** Start of PROVIDED MATERIAL **
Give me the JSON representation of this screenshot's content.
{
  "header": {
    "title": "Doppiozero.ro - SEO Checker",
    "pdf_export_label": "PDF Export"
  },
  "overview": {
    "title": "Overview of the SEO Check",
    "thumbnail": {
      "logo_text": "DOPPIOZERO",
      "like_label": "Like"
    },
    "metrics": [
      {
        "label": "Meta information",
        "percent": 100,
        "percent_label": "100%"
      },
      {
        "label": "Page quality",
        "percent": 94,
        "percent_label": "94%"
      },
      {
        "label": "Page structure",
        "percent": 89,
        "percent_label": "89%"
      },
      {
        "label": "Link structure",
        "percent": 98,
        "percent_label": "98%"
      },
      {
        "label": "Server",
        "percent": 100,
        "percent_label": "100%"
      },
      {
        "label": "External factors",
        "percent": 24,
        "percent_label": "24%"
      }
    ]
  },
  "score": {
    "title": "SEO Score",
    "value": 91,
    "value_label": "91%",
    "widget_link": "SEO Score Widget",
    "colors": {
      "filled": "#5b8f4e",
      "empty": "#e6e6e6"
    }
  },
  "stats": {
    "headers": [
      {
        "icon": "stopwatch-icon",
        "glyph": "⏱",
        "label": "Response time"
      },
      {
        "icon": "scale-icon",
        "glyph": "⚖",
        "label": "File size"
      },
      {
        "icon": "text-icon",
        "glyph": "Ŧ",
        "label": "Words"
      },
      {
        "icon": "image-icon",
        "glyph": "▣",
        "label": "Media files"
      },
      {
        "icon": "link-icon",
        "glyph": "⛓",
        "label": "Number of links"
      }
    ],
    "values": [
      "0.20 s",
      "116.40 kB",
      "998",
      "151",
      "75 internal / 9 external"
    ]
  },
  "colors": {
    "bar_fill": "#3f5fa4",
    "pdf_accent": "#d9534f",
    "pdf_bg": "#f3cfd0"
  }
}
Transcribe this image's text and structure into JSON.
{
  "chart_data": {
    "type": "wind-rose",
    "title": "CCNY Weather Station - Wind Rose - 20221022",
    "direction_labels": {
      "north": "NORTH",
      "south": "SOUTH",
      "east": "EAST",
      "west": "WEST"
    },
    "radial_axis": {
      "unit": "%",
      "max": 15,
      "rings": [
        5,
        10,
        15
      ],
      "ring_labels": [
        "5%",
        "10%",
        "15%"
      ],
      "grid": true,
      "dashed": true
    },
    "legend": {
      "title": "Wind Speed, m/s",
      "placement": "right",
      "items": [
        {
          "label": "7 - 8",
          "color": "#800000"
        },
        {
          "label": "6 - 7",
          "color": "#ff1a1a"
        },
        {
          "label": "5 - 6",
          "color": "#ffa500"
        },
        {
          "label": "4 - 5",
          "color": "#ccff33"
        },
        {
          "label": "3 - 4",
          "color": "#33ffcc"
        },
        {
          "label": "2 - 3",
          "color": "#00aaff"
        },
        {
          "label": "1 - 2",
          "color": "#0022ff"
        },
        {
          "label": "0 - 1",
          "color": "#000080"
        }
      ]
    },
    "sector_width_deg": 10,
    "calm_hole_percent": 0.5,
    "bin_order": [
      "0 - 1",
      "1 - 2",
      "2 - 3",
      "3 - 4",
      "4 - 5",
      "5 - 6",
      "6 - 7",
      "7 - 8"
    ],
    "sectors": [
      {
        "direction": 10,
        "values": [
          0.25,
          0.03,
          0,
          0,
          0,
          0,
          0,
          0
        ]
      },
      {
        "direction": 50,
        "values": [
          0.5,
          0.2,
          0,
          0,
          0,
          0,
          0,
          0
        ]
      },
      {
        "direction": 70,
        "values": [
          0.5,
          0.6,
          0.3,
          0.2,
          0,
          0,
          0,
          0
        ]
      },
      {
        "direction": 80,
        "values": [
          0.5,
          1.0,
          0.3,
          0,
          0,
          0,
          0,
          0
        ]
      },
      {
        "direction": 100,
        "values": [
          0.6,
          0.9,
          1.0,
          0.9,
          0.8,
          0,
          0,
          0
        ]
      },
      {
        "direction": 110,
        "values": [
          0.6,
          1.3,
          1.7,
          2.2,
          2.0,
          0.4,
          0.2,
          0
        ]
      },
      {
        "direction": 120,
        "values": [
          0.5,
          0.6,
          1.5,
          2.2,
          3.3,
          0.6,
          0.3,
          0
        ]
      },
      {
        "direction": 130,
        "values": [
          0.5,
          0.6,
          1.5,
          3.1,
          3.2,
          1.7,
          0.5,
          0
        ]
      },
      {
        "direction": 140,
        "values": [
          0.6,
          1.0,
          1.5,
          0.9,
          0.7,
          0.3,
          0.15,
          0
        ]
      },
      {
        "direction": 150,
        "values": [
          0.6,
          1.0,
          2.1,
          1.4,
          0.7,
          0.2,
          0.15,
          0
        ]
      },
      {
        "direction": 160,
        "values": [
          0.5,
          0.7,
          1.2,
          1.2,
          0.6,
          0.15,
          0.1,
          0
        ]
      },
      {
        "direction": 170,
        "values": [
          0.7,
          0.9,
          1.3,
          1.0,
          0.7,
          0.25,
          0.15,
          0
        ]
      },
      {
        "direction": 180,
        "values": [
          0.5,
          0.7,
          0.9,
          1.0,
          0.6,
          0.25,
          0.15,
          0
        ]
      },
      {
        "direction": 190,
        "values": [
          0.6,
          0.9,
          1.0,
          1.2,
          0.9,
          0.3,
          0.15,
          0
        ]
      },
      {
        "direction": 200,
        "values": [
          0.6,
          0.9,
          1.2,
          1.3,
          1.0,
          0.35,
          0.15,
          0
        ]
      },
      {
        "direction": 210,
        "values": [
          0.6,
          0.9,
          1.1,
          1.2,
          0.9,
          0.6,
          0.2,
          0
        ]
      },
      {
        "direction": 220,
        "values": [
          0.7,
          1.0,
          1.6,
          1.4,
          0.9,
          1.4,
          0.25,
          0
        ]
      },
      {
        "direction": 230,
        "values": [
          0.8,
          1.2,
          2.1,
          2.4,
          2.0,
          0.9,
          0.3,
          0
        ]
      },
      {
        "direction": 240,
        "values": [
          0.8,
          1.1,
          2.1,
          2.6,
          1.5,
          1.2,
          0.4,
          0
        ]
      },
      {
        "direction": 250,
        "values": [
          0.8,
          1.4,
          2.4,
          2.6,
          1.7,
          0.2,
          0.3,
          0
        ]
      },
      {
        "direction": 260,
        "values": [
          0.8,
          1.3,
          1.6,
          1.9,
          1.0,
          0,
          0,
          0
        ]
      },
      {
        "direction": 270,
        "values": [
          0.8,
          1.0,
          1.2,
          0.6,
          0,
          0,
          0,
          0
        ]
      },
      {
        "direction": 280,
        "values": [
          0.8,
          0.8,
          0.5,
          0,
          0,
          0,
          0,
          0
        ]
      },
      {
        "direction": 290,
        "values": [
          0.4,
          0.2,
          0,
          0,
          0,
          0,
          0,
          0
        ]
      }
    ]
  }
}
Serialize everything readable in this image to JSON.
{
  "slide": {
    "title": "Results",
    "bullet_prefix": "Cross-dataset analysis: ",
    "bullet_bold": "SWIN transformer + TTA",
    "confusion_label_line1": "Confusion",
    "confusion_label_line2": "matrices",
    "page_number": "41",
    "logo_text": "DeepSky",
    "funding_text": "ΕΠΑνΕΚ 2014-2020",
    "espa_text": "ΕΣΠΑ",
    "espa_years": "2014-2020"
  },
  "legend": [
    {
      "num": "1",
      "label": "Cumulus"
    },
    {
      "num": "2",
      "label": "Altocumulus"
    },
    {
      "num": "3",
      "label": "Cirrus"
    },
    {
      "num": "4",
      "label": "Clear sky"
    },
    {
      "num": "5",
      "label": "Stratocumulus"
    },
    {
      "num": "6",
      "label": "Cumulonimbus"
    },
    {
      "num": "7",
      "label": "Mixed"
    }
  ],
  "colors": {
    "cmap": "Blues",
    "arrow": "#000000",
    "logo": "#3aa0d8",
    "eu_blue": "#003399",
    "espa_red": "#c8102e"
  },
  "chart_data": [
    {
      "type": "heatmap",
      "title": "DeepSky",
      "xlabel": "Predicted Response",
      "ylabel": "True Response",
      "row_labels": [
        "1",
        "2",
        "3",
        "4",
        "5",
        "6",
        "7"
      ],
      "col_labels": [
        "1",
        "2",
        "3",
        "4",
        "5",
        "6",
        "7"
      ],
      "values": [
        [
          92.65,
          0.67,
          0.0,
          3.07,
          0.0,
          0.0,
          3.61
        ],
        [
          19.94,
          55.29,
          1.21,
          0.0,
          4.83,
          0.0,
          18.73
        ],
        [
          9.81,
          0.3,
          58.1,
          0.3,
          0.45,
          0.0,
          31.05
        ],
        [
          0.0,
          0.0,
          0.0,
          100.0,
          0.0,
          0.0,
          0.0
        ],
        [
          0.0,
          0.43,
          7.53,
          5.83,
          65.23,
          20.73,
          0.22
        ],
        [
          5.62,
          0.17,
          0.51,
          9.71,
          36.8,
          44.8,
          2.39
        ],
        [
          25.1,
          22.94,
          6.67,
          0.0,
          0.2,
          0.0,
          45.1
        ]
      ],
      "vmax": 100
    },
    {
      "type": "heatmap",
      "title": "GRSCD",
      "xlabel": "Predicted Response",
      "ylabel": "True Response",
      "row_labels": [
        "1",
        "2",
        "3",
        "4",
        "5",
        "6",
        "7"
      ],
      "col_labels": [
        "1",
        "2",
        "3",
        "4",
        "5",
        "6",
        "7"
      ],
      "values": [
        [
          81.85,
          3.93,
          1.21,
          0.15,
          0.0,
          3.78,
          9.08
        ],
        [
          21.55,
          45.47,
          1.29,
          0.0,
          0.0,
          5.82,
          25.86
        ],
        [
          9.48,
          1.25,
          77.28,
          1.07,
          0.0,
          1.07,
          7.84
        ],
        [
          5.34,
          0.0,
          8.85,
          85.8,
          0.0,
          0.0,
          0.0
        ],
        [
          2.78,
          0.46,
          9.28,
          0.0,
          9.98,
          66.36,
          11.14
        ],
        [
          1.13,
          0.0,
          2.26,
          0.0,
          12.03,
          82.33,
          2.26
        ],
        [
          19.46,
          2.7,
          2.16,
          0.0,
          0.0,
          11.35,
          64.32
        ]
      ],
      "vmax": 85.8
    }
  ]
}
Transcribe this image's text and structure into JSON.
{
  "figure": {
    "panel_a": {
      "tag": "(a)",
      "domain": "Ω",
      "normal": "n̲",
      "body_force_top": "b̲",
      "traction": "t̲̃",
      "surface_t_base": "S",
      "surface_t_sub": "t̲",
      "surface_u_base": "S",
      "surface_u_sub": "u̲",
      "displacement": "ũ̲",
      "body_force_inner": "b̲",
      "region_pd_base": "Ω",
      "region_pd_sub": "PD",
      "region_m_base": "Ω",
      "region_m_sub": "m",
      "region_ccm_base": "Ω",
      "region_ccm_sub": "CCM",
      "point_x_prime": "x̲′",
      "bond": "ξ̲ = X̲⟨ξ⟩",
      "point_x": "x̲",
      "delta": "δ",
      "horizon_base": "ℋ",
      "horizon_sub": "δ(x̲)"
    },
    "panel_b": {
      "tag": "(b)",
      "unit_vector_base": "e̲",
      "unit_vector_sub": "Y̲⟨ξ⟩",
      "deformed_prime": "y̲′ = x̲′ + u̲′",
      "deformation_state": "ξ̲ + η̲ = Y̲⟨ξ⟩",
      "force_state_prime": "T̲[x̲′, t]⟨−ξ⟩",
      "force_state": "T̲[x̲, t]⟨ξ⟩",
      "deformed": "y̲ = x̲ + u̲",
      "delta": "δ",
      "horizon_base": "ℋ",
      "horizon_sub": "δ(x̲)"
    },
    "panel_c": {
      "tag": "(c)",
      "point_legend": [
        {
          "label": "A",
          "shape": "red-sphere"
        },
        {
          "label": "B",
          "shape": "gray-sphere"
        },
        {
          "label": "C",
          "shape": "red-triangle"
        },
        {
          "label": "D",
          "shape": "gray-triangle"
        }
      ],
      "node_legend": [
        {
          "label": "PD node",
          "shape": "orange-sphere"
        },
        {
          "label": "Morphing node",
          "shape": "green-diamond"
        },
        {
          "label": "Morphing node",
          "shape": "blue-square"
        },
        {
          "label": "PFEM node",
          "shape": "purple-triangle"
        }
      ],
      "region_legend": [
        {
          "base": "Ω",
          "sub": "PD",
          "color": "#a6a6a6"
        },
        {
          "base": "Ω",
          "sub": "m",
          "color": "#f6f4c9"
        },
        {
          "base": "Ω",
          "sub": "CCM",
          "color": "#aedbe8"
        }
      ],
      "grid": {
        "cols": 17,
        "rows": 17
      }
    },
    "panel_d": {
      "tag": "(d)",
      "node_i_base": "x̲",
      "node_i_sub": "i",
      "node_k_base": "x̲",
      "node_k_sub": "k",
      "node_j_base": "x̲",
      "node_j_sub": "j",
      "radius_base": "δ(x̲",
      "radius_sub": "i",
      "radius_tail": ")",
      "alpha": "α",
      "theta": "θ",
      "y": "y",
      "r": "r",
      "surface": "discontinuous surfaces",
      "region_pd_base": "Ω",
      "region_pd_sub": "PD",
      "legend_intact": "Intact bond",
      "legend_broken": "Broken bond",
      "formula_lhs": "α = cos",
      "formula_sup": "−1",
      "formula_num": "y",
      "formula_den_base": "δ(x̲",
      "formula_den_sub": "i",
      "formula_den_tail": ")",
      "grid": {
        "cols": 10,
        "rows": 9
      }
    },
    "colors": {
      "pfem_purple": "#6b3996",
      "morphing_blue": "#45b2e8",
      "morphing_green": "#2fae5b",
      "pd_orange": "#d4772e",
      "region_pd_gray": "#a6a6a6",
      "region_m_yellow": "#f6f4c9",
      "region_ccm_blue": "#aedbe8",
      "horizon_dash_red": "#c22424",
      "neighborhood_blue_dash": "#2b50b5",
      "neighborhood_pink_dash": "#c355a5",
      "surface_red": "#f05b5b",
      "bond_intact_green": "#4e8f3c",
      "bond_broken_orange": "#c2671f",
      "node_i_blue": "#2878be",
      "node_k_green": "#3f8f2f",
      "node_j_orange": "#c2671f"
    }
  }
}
** End of PROVIDED MATERIAL **
__WHAT THE TASK REQUIRES__: Show, from the material above, each line that includes the string "JSON".

__EXERCISE OUTPUT__:
Give me the JSON representation of this screenshot's content.
Transcribe this image's text and structure into JSON.
Serialize everything readable in this image to JSON.
Transcribe this image's text and structure into JSON.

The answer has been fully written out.